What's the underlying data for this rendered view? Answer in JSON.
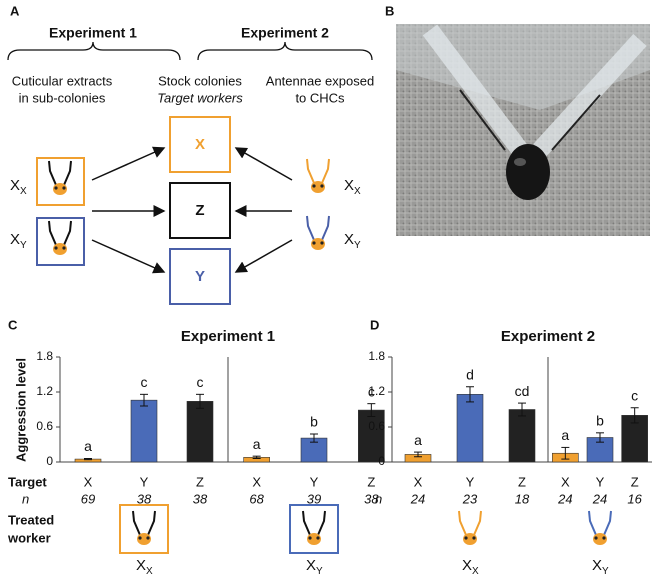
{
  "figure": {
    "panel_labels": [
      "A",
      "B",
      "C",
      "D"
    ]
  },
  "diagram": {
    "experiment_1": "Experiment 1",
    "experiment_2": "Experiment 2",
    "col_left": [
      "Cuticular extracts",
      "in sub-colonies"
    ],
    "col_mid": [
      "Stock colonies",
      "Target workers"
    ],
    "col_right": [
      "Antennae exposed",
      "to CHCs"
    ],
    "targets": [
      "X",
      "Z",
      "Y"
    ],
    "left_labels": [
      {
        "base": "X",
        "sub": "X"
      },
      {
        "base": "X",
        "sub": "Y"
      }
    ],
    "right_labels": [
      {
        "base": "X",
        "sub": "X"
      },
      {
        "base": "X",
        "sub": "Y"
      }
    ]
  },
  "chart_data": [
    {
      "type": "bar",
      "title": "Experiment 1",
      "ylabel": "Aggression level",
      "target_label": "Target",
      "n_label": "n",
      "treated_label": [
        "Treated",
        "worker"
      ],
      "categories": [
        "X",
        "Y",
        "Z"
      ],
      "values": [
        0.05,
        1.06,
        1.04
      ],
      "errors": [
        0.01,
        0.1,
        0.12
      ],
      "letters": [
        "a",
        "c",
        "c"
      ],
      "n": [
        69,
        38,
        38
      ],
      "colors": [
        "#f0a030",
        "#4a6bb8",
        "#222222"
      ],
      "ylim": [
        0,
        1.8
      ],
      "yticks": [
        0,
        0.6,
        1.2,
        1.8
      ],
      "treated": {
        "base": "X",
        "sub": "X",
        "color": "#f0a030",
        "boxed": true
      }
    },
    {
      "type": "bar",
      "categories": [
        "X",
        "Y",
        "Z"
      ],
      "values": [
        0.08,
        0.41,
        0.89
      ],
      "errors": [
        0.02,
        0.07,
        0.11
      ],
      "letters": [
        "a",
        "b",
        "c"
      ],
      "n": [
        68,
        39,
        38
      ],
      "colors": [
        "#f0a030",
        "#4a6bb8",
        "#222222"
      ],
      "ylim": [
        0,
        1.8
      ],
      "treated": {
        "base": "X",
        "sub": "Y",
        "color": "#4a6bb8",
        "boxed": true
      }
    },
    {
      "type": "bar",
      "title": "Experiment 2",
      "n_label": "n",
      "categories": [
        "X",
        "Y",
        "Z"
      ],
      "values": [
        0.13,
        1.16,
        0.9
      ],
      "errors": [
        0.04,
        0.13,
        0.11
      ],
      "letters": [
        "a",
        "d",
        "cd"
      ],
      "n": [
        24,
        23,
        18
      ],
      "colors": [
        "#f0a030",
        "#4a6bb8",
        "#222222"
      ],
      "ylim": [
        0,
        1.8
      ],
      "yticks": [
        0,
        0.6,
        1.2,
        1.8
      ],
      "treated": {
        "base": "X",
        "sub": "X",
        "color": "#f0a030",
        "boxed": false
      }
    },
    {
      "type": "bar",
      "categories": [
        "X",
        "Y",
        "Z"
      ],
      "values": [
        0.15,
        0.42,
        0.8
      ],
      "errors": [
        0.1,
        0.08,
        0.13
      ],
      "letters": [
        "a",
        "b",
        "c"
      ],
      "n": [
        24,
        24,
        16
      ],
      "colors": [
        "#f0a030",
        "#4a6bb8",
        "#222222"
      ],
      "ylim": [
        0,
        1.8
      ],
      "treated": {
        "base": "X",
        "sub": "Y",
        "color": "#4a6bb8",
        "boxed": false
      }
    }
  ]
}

--

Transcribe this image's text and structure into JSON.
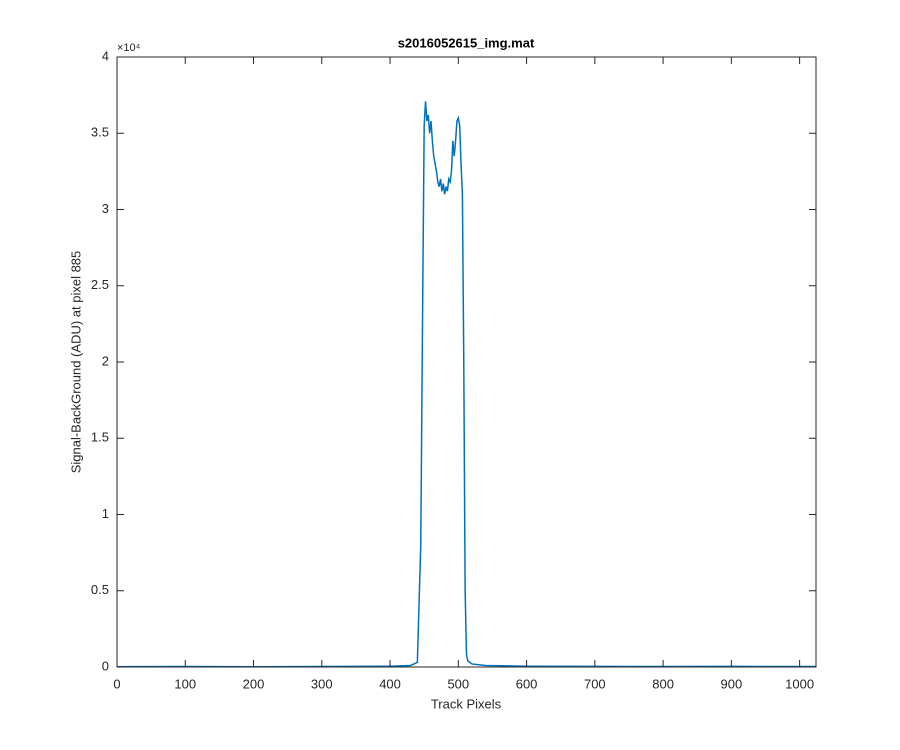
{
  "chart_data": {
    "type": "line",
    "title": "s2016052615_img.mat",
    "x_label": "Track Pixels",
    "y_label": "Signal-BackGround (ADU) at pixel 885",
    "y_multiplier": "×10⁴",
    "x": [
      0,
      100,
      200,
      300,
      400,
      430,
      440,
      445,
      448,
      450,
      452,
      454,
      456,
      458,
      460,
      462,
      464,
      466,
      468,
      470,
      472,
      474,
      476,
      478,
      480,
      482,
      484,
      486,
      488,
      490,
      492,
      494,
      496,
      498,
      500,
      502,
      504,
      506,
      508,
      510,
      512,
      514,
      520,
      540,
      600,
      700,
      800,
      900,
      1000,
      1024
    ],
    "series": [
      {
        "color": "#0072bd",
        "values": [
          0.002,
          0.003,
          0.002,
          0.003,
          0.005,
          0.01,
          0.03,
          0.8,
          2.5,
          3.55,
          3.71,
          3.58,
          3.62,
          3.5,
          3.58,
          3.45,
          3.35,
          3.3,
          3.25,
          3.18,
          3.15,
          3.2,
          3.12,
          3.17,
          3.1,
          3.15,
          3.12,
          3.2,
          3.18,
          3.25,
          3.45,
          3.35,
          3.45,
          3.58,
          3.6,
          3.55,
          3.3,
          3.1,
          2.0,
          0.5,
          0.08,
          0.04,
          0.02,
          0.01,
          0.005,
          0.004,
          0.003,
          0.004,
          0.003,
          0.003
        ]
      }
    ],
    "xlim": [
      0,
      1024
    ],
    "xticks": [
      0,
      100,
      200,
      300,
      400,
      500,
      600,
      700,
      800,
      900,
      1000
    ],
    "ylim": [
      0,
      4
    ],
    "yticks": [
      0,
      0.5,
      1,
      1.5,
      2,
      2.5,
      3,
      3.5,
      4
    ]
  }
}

→ **Given exercise**
Gather each line in these records that contains the string "Experiment".

→ **Output of the task**
    "experiment_1": "Experiment 1",
    "experiment_2": "Experiment 2",
      "title": "Experiment 1",
      "title": "Experiment 2",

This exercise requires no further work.